Start Provided material
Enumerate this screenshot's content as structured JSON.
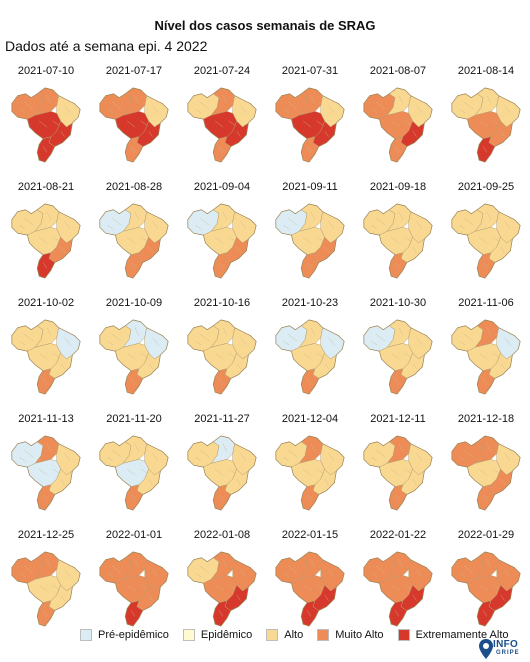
{
  "title": "Nível dos casos semanais de SRAG",
  "subtitle": "Dados até a semana epi. 4 2022",
  "levels": {
    "pre": {
      "label": "Pré-epidêmico",
      "color": "#dcecf5"
    },
    "epi": {
      "label": "Epidêmico",
      "color": "#fffbd1"
    },
    "alto": {
      "label": "Alto",
      "color": "#f9d892"
    },
    "muito": {
      "label": "Muito Alto",
      "color": "#ee8c57"
    },
    "extremo": {
      "label": "Extremamente Alto",
      "color": "#d7382c"
    }
  },
  "legend": [
    "Pré-epidêmico",
    "Epidêmico",
    "Alto",
    "Muito Alto",
    "Extremamente Alto"
  ],
  "panels": [
    {
      "date": "2021-07-10",
      "regions": {
        "northwest": "muito",
        "north": "muito",
        "northeast": "alto",
        "central": "extremo",
        "southeast": "extremo",
        "south": "extremo"
      }
    },
    {
      "date": "2021-07-17",
      "regions": {
        "northwest": "muito",
        "north": "muito",
        "northeast": "alto",
        "central": "extremo",
        "southeast": "extremo",
        "south": "muito"
      }
    },
    {
      "date": "2021-07-24",
      "regions": {
        "northwest": "alto",
        "north": "muito",
        "northeast": "alto",
        "central": "extremo",
        "southeast": "extremo",
        "south": "muito"
      }
    },
    {
      "date": "2021-07-31",
      "regions": {
        "northwest": "muito",
        "north": "muito",
        "northeast": "alto",
        "central": "extremo",
        "southeast": "extremo",
        "south": "muito"
      }
    },
    {
      "date": "2021-08-07",
      "regions": {
        "northwest": "muito",
        "north": "alto",
        "northeast": "alto",
        "central": "muito",
        "southeast": "extremo",
        "south": "muito"
      }
    },
    {
      "date": "2021-08-14",
      "regions": {
        "northwest": "alto",
        "north": "alto",
        "northeast": "alto",
        "central": "muito",
        "southeast": "muito",
        "south": "extremo"
      }
    },
    {
      "date": "2021-08-21",
      "regions": {
        "northwest": "alto",
        "north": "alto",
        "northeast": "alto",
        "central": "alto",
        "southeast": "muito",
        "south": "extremo"
      }
    },
    {
      "date": "2021-08-28",
      "regions": {
        "northwest": "pre",
        "north": "alto",
        "northeast": "alto",
        "central": "alto",
        "southeast": "muito",
        "south": "muito"
      }
    },
    {
      "date": "2021-09-04",
      "regions": {
        "northwest": "pre",
        "north": "alto",
        "northeast": "alto",
        "central": "alto",
        "southeast": "muito",
        "south": "muito"
      }
    },
    {
      "date": "2021-09-11",
      "regions": {
        "northwest": "pre",
        "north": "alto",
        "northeast": "alto",
        "central": "alto",
        "southeast": "muito",
        "south": "muito"
      }
    },
    {
      "date": "2021-09-18",
      "regions": {
        "northwest": "alto",
        "north": "alto",
        "northeast": "alto",
        "central": "alto",
        "southeast": "alto",
        "south": "muito"
      }
    },
    {
      "date": "2021-09-25",
      "regions": {
        "northwest": "alto",
        "north": "alto",
        "northeast": "alto",
        "central": "alto",
        "southeast": "alto",
        "south": "muito"
      }
    },
    {
      "date": "2021-10-02",
      "regions": {
        "northwest": "alto",
        "north": "alto",
        "northeast": "pre",
        "central": "alto",
        "southeast": "alto",
        "south": "muito"
      }
    },
    {
      "date": "2021-10-09",
      "regions": {
        "northwest": "alto",
        "north": "pre",
        "northeast": "pre",
        "central": "alto",
        "southeast": "alto",
        "south": "muito"
      }
    },
    {
      "date": "2021-10-16",
      "regions": {
        "northwest": "alto",
        "north": "alto",
        "northeast": "alto",
        "central": "alto",
        "southeast": "alto",
        "south": "muito"
      }
    },
    {
      "date": "2021-10-23",
      "regions": {
        "northwest": "pre",
        "north": "alto",
        "northeast": "pre",
        "central": "alto",
        "southeast": "alto",
        "south": "muito"
      }
    },
    {
      "date": "2021-10-30",
      "regions": {
        "northwest": "pre",
        "north": "alto",
        "northeast": "alto",
        "central": "alto",
        "southeast": "alto",
        "south": "muito"
      }
    },
    {
      "date": "2021-11-06",
      "regions": {
        "northwest": "alto",
        "north": "muito",
        "northeast": "pre",
        "central": "alto",
        "southeast": "alto",
        "south": "muito"
      }
    },
    {
      "date": "2021-11-13",
      "regions": {
        "northwest": "pre",
        "north": "muito",
        "northeast": "alto",
        "central": "pre",
        "southeast": "alto",
        "south": "muito"
      }
    },
    {
      "date": "2021-11-20",
      "regions": {
        "northwest": "alto",
        "north": "alto",
        "northeast": "alto",
        "central": "pre",
        "southeast": "alto",
        "south": "muito"
      }
    },
    {
      "date": "2021-11-27",
      "regions": {
        "northwest": "alto",
        "north": "pre",
        "northeast": "alto",
        "central": "alto",
        "southeast": "alto",
        "south": "muito"
      }
    },
    {
      "date": "2021-12-04",
      "regions": {
        "northwest": "alto",
        "north": "muito",
        "northeast": "alto",
        "central": "alto",
        "southeast": "alto",
        "south": "muito"
      }
    },
    {
      "date": "2021-12-11",
      "regions": {
        "northwest": "alto",
        "north": "muito",
        "northeast": "alto",
        "central": "alto",
        "southeast": "alto",
        "south": "muito"
      }
    },
    {
      "date": "2021-12-18",
      "regions": {
        "northwest": "muito",
        "north": "muito",
        "northeast": "alto",
        "central": "alto",
        "southeast": "muito",
        "south": "muito"
      }
    },
    {
      "date": "2021-12-25",
      "regions": {
        "northwest": "muito",
        "north": "muito",
        "northeast": "alto",
        "central": "alto",
        "southeast": "alto",
        "south": "muito"
      }
    },
    {
      "date": "2022-01-01",
      "regions": {
        "northwest": "muito",
        "north": "muito",
        "northeast": "muito",
        "central": "muito",
        "southeast": "muito",
        "south": "extremo"
      }
    },
    {
      "date": "2022-01-08",
      "regions": {
        "northwest": "alto",
        "north": "muito",
        "northeast": "muito",
        "central": "muito",
        "southeast": "extremo",
        "south": "extremo"
      }
    },
    {
      "date": "2022-01-15",
      "regions": {
        "northwest": "muito",
        "north": "muito",
        "northeast": "muito",
        "central": "muito",
        "southeast": "extremo",
        "south": "extremo"
      }
    },
    {
      "date": "2022-01-22",
      "regions": {
        "northwest": "muito",
        "north": "muito",
        "northeast": "muito",
        "central": "muito",
        "southeast": "extremo",
        "south": "extremo"
      }
    },
    {
      "date": "2022-01-29",
      "regions": {
        "northwest": "muito",
        "north": "muito",
        "northeast": "muito",
        "central": "muito",
        "southeast": "extremo",
        "south": "extremo"
      }
    }
  ],
  "logo": {
    "word": "INFO",
    "sub": "GRIPE",
    "color": "#1b4f8a"
  }
}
End Provided material
## Work to complete
Quote the preceding records in their entirety, excluding every picture.

## Exercise response
Enumerate this screenshot's content as structured JSON.
{
  "title": "Nível dos casos semanais de SRAG",
  "subtitle": "Dados até a semana epi. 4 2022",
  "levels": {
    "pre": {
      "label": "Pré-epidêmico",
      "color": "#dcecf5"
    },
    "epi": {
      "label": "Epidêmico",
      "color": "#fffbd1"
    },
    "alto": {
      "label": "Alto",
      "color": "#f9d892"
    },
    "muito": {
      "label": "Muito Alto",
      "color": "#ee8c57"
    },
    "extremo": {
      "label": "Extremamente Alto",
      "color": "#d7382c"
    }
  },
  "legend": [
    "Pré-epidêmico",
    "Epidêmico",
    "Alto",
    "Muito Alto",
    "Extremamente Alto"
  ],
  "panels": [
    {
      "date": "2021-07-10",
      "regions": {
        "northwest": "muito",
        "north": "muito",
        "northeast": "alto",
        "central": "extremo",
        "southeast": "extremo",
        "south": "extremo"
      }
    },
    {
      "date": "2021-07-17",
      "regions": {
        "northwest": "muito",
        "north": "muito",
        "northeast": "alto",
        "central": "extremo",
        "southeast": "extremo",
        "south": "muito"
      }
    },
    {
      "date": "2021-07-24",
      "regions": {
        "northwest": "alto",
        "north": "muito",
        "northeast": "alto",
        "central": "extremo",
        "southeast": "extremo",
        "south": "muito"
      }
    },
    {
      "date": "2021-07-31",
      "regions": {
        "northwest": "muito",
        "north": "muito",
        "northeast": "alto",
        "central": "extremo",
        "southeast": "extremo",
        "south": "muito"
      }
    },
    {
      "date": "2021-08-07",
      "regions": {
        "northwest": "muito",
        "north": "alto",
        "northeast": "alto",
        "central": "muito",
        "southeast": "extremo",
        "south": "muito"
      }
    },
    {
      "date": "2021-08-14",
      "regions": {
        "northwest": "alto",
        "north": "alto",
        "northeast": "alto",
        "central": "muito",
        "southeast": "muito",
        "south": "extremo"
      }
    },
    {
      "date": "2021-08-21",
      "regions": {
        "northwest": "alto",
        "north": "alto",
        "northeast": "alto",
        "central": "alto",
        "southeast": "muito",
        "south": "extremo"
      }
    },
    {
      "date": "2021-08-28",
      "regions": {
        "northwest": "pre",
        "north": "alto",
        "northeast": "alto",
        "central": "alto",
        "southeast": "muito",
        "south": "muito"
      }
    },
    {
      "date": "2021-09-04",
      "regions": {
        "northwest": "pre",
        "north": "alto",
        "northeast": "alto",
        "central": "alto",
        "southeast": "muito",
        "south": "muito"
      }
    },
    {
      "date": "2021-09-11",
      "regions": {
        "northwest": "pre",
        "north": "alto",
        "northeast": "alto",
        "central": "alto",
        "southeast": "muito",
        "south": "muito"
      }
    },
    {
      "date": "2021-09-18",
      "regions": {
        "northwest": "alto",
        "north": "alto",
        "northeast": "alto",
        "central": "alto",
        "southeast": "alto",
        "south": "muito"
      }
    },
    {
      "date": "2021-09-25",
      "regions": {
        "northwest": "alto",
        "north": "alto",
        "northeast": "alto",
        "central": "alto",
        "southeast": "alto",
        "south": "muito"
      }
    },
    {
      "date": "2021-10-02",
      "regions": {
        "northwest": "alto",
        "north": "alto",
        "northeast": "pre",
        "central": "alto",
        "southeast": "alto",
        "south": "muito"
      }
    },
    {
      "date": "2021-10-09",
      "regions": {
        "northwest": "alto",
        "north": "pre",
        "northeast": "pre",
        "central": "alto",
        "southeast": "alto",
        "south": "muito"
      }
    },
    {
      "date": "2021-10-16",
      "regions": {
        "northwest": "alto",
        "north": "alto",
        "northeast": "alto",
        "central": "alto",
        "southeast": "alto",
        "south": "muito"
      }
    },
    {
      "date": "2021-10-23",
      "regions": {
        "northwest": "pre",
        "north": "alto",
        "northeast": "pre",
        "central": "alto",
        "southeast": "alto",
        "south": "muito"
      }
    },
    {
      "date": "2021-10-30",
      "regions": {
        "northwest": "pre",
        "north": "alto",
        "northeast": "alto",
        "central": "alto",
        "southeast": "alto",
        "south": "muito"
      }
    },
    {
      "date": "2021-11-06",
      "regions": {
        "northwest": "alto",
        "north": "muito",
        "northeast": "pre",
        "central": "alto",
        "southeast": "alto",
        "south": "muito"
      }
    },
    {
      "date": "2021-11-13",
      "regions": {
        "northwest": "pre",
        "north": "muito",
        "northeast": "alto",
        "central": "pre",
        "southeast": "alto",
        "south": "muito"
      }
    },
    {
      "date": "2021-11-20",
      "regions": {
        "northwest": "alto",
        "north": "alto",
        "northeast": "alto",
        "central": "pre",
        "southeast": "alto",
        "south": "muito"
      }
    },
    {
      "date": "2021-11-27",
      "regions": {
        "northwest": "alto",
        "north": "pre",
        "northeast": "alto",
        "central": "alto",
        "southeast": "alto",
        "south": "muito"
      }
    },
    {
      "date": "2021-12-04",
      "regions": {
        "northwest": "alto",
        "north": "muito",
        "northeast": "alto",
        "central": "alto",
        "southeast": "alto",
        "south": "muito"
      }
    },
    {
      "date": "2021-12-11",
      "regions": {
        "northwest": "alto",
        "north": "muito",
        "northeast": "alto",
        "central": "alto",
        "southeast": "alto",
        "south": "muito"
      }
    },
    {
      "date": "2021-12-18",
      "regions": {
        "northwest": "muito",
        "north": "muito",
        "northeast": "alto",
        "central": "alto",
        "southeast": "muito",
        "south": "muito"
      }
    },
    {
      "date": "2021-12-25",
      "regions": {
        "northwest": "muito",
        "north": "muito",
        "northeast": "alto",
        "central": "alto",
        "southeast": "alto",
        "south": "muito"
      }
    },
    {
      "date": "2022-01-01",
      "regions": {
        "northwest": "muito",
        "north": "muito",
        "northeast": "muito",
        "central": "muito",
        "southeast": "muito",
        "south": "extremo"
      }
    },
    {
      "date": "2022-01-08",
      "regions": {
        "northwest": "alto",
        "north": "muito",
        "northeast": "muito",
        "central": "muito",
        "southeast": "extremo",
        "south": "extremo"
      }
    },
    {
      "date": "2022-01-15",
      "regions": {
        "northwest": "muito",
        "north": "muito",
        "northeast": "muito",
        "central": "muito",
        "southeast": "extremo",
        "south": "extremo"
      }
    },
    {
      "date": "2022-01-22",
      "regions": {
        "northwest": "muito",
        "north": "muito",
        "northeast": "muito",
        "central": "muito",
        "southeast": "extremo",
        "south": "extremo"
      }
    },
    {
      "date": "2022-01-29",
      "regions": {
        "northwest": "muito",
        "north": "muito",
        "northeast": "muito",
        "central": "muito",
        "southeast": "extremo",
        "south": "extremo"
      }
    }
  ],
  "logo": {
    "word": "INFO",
    "sub": "GRIPE",
    "color": "#1b4f8a"
  }
}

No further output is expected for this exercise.